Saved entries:
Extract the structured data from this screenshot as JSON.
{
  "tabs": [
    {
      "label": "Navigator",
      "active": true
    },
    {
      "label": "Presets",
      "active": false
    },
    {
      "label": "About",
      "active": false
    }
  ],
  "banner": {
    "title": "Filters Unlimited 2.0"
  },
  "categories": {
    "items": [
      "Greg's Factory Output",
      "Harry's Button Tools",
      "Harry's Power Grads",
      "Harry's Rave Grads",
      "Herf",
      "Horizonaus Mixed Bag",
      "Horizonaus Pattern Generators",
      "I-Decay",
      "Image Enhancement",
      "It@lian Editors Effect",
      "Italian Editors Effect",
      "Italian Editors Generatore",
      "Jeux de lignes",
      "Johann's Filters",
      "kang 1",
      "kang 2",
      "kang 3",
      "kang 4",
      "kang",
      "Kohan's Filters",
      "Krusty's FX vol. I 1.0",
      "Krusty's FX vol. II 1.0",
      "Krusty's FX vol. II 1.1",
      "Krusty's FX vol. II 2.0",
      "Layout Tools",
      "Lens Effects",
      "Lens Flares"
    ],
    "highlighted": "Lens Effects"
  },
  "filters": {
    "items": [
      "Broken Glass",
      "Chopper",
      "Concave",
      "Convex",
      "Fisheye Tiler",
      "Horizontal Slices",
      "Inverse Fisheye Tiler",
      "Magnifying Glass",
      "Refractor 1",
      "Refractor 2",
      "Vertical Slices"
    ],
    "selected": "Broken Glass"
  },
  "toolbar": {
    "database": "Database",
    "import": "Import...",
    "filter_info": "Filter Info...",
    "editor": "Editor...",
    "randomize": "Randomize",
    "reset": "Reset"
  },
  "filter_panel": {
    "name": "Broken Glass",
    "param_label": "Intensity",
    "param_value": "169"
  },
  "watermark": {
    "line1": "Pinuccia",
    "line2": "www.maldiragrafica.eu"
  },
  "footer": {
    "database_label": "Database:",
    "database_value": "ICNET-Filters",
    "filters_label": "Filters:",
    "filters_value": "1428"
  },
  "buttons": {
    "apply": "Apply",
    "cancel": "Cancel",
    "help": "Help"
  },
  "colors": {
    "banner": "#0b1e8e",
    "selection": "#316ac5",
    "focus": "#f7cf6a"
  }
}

## Challenge
Search the data for the word "Tiler" and copy each line where it appears.

## Exercise solution
      "Fisheye Tiler",
      "Inverse Fisheye Tiler",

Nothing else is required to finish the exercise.